Work required
Word for word, set down the records and skip each picture.
** Start Records shown **
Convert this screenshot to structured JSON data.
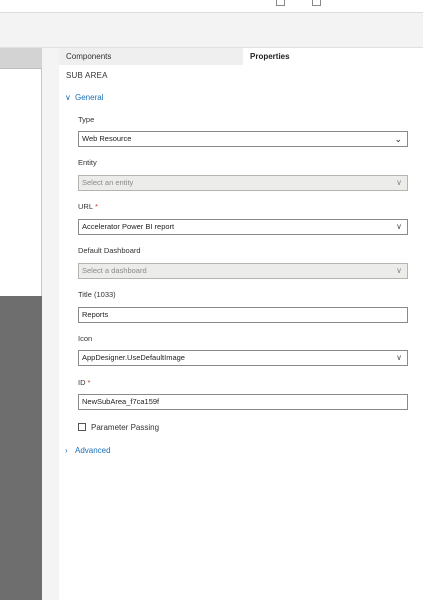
{
  "tabs": {
    "components": "Components",
    "properties": "Properties"
  },
  "section_title": "SUB AREA",
  "general": {
    "label": "General",
    "expanded": true
  },
  "advanced": {
    "label": "Advanced",
    "expanded": false
  },
  "fields": {
    "type": {
      "label": "Type",
      "value": "Web Resource"
    },
    "entity": {
      "label": "Entity",
      "placeholder": "Select an entity"
    },
    "url": {
      "label": "URL",
      "required_mark": "*",
      "value": "Accelerator Power BI report"
    },
    "default_dashboard": {
      "label": "Default Dashboard",
      "placeholder": "Select a dashboard"
    },
    "title": {
      "label": "Title (1033)",
      "value": "Reports"
    },
    "icon": {
      "label": "Icon",
      "value": "AppDesigner.UseDefaultImage"
    },
    "id": {
      "label": "ID",
      "required_mark": "*",
      "value": "NewSubArea_f7ca159f"
    },
    "parameter_passing": {
      "label": "Parameter Passing",
      "checked": false
    }
  },
  "icons": {
    "general_chevron": "chevron-down-icon",
    "advanced_chevron": "chevron-right-icon",
    "dropdown": "chevron-down-icon"
  },
  "colors": {
    "link": "#1a6fb5",
    "required": "#c0392b",
    "disabled_bg": "#ececea"
  }
}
** End Records shown **
Solution for this task
Convert this screenshot to structured JSON data.
{
  "tabs": {
    "components": "Components",
    "properties": "Properties"
  },
  "section_title": "SUB AREA",
  "general": {
    "label": "General",
    "expanded": true
  },
  "advanced": {
    "label": "Advanced",
    "expanded": false
  },
  "fields": {
    "type": {
      "label": "Type",
      "value": "Web Resource"
    },
    "entity": {
      "label": "Entity",
      "placeholder": "Select an entity"
    },
    "url": {
      "label": "URL",
      "required_mark": "*",
      "value": "Accelerator Power BI report"
    },
    "default_dashboard": {
      "label": "Default Dashboard",
      "placeholder": "Select a dashboard"
    },
    "title": {
      "label": "Title (1033)",
      "value": "Reports"
    },
    "icon": {
      "label": "Icon",
      "value": "AppDesigner.UseDefaultImage"
    },
    "id": {
      "label": "ID",
      "required_mark": "*",
      "value": "NewSubArea_f7ca159f"
    },
    "parameter_passing": {
      "label": "Parameter Passing",
      "checked": false
    }
  },
  "icons": {
    "general_chevron": "chevron-down-icon",
    "advanced_chevron": "chevron-right-icon",
    "dropdown": "chevron-down-icon"
  },
  "colors": {
    "link": "#1a6fb5",
    "required": "#c0392b",
    "disabled_bg": "#ececea"
  }
}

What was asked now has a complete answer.